## What is needed
Can the data below be set down again exactly, line for line?

Input material start

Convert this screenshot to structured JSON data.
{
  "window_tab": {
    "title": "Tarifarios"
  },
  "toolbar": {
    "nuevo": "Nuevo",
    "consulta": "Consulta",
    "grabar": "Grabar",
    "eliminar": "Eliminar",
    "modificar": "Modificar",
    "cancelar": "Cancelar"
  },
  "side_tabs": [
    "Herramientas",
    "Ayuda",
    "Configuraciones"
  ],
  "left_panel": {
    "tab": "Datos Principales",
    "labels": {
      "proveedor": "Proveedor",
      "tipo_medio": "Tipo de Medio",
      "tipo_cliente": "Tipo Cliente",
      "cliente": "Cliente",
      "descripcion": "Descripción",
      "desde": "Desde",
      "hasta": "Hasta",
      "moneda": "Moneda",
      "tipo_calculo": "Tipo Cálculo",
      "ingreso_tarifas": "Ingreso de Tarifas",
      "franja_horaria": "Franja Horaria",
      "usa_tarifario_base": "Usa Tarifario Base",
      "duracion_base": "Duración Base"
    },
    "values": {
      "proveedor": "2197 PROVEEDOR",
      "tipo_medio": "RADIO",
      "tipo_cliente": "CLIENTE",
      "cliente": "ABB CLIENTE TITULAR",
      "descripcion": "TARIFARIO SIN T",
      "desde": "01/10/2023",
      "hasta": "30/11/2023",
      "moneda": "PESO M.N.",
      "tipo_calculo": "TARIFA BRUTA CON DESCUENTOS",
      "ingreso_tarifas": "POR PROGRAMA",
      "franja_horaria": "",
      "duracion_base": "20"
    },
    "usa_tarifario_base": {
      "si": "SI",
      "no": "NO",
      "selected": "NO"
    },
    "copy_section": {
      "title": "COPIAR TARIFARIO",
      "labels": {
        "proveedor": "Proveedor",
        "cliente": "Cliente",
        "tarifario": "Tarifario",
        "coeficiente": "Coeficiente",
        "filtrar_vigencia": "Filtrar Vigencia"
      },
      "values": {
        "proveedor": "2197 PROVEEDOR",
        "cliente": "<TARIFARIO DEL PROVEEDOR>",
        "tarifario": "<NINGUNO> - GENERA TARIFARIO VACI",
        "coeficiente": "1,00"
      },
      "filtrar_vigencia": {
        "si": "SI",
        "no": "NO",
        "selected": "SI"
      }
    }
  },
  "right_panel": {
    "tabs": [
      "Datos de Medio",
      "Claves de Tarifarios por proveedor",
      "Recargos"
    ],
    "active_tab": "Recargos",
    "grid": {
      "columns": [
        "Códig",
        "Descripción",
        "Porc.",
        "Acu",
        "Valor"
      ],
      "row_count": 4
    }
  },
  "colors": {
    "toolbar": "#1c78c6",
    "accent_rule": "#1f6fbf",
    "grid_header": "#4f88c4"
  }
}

Input material end

## Solution to this task
Convert this screenshot to structured JSON data.
{
  "window_tab": {
    "title": "Tarifarios"
  },
  "toolbar": {
    "nuevo": "Nuevo",
    "consulta": "Consulta",
    "grabar": "Grabar",
    "eliminar": "Eliminar",
    "modificar": "Modificar",
    "cancelar": "Cancelar"
  },
  "side_tabs": [
    "Herramientas",
    "Ayuda",
    "Configuraciones"
  ],
  "left_panel": {
    "tab": "Datos Principales",
    "labels": {
      "proveedor": "Proveedor",
      "tipo_medio": "Tipo de Medio",
      "tipo_cliente": "Tipo Cliente",
      "cliente": "Cliente",
      "descripcion": "Descripción",
      "desde": "Desde",
      "hasta": "Hasta",
      "moneda": "Moneda",
      "tipo_calculo": "Tipo Cálculo",
      "ingreso_tarifas": "Ingreso de Tarifas",
      "franja_horaria": "Franja Horaria",
      "usa_tarifario_base": "Usa Tarifario Base",
      "duracion_base": "Duración Base"
    },
    "values": {
      "proveedor": "2197 PROVEEDOR",
      "tipo_medio": "RADIO",
      "tipo_cliente": "CLIENTE",
      "cliente": "ABB CLIENTE TITULAR",
      "descripcion": "TARIFARIO SIN T",
      "desde": "01/10/2023",
      "hasta": "30/11/2023",
      "moneda": "PESO M.N.",
      "tipo_calculo": "TARIFA BRUTA CON DESCUENTOS",
      "ingreso_tarifas": "POR PROGRAMA",
      "franja_horaria": "",
      "duracion_base": "20"
    },
    "usa_tarifario_base": {
      "si": "SI",
      "no": "NO",
      "selected": "NO"
    },
    "copy_section": {
      "title": "COPIAR TARIFARIO",
      "labels": {
        "proveedor": "Proveedor",
        "cliente": "Cliente",
        "tarifario": "Tarifario",
        "coeficiente": "Coeficiente",
        "filtrar_vigencia": "Filtrar Vigencia"
      },
      "values": {
        "proveedor": "2197 PROVEEDOR",
        "cliente": "<TARIFARIO DEL PROVEEDOR>",
        "tarifario": "<NINGUNO> - GENERA TARIFARIO VACI",
        "coeficiente": "1,00"
      },
      "filtrar_vigencia": {
        "si": "SI",
        "no": "NO",
        "selected": "SI"
      }
    }
  },
  "right_panel": {
    "tabs": [
      "Datos de Medio",
      "Claves de Tarifarios por proveedor",
      "Recargos"
    ],
    "active_tab": "Recargos",
    "grid": {
      "columns": [
        "Códig",
        "Descripción",
        "Porc.",
        "Acu",
        "Valor"
      ],
      "row_count": 4
    }
  },
  "colors": {
    "toolbar": "#1c78c6",
    "accent_rule": "#1f6fbf",
    "grid_header": "#4f88c4"
  }
}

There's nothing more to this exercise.